- _Written instruction_:
List each line of the data that holds the string "frac".

======== Source data ========

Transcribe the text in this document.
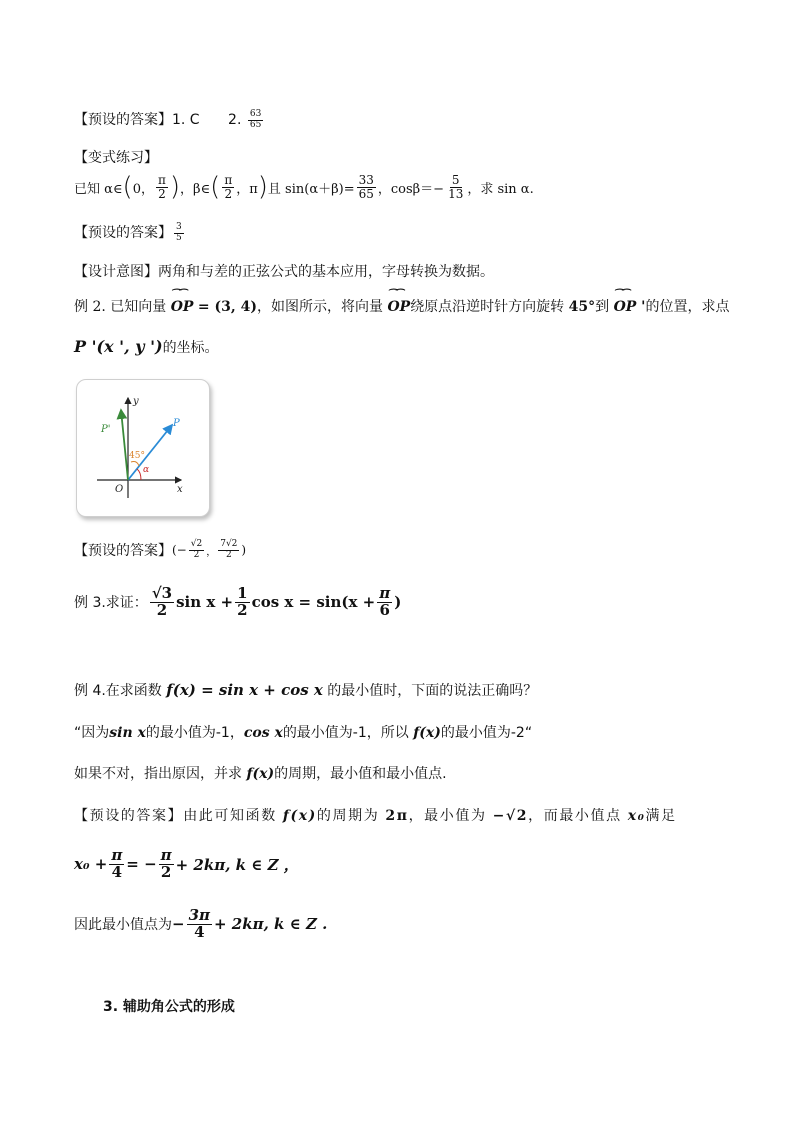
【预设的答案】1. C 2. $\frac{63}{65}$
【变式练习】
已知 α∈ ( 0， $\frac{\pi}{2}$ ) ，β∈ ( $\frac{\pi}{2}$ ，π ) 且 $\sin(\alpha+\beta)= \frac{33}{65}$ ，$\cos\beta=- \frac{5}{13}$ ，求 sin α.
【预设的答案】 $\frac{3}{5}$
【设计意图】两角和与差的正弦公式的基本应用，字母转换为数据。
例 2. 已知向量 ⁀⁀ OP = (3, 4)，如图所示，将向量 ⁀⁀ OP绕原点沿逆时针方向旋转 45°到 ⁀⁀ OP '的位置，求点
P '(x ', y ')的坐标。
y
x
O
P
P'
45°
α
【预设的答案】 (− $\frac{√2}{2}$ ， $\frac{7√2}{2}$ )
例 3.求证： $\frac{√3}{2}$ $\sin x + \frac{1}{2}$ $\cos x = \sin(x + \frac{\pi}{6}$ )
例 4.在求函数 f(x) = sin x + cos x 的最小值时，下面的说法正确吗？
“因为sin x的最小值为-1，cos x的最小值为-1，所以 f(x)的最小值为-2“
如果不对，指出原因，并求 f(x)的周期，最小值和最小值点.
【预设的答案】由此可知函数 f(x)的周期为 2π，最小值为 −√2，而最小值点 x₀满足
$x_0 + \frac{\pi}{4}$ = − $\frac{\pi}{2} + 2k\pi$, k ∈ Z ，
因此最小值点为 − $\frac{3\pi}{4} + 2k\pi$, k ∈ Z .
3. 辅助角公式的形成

========

- _Task response_:
【预设的答案】1. C 2. $\frac{63}{65}$
已知 α∈ ( 0， $\frac{\pi}{2}$ ) ，β∈ ( $\frac{\pi}{2}$ ，π ) 且 $\sin(\alpha+\beta)= \frac{33}{65}$ ，$\cos\beta=- \frac{5}{13}$ ，求 sin α.
【预设的答案】 $\frac{3}{5}$
【预设的答案】 (− $\frac{√2}{2}$ ， $\frac{7√2}{2}$ )
例 3.求证： $\frac{√3}{2}$ $\sin x + \frac{1}{2}$ $\cos x = \sin(x + \frac{\pi}{6}$ )
$x_0 + \frac{\pi}{4}$ = − $\frac{\pi}{2} + 2k\pi$, k ∈ Z ，
因此最小值点为 − $\frac{3\pi}{4} + 2k\pi$, k ∈ Z .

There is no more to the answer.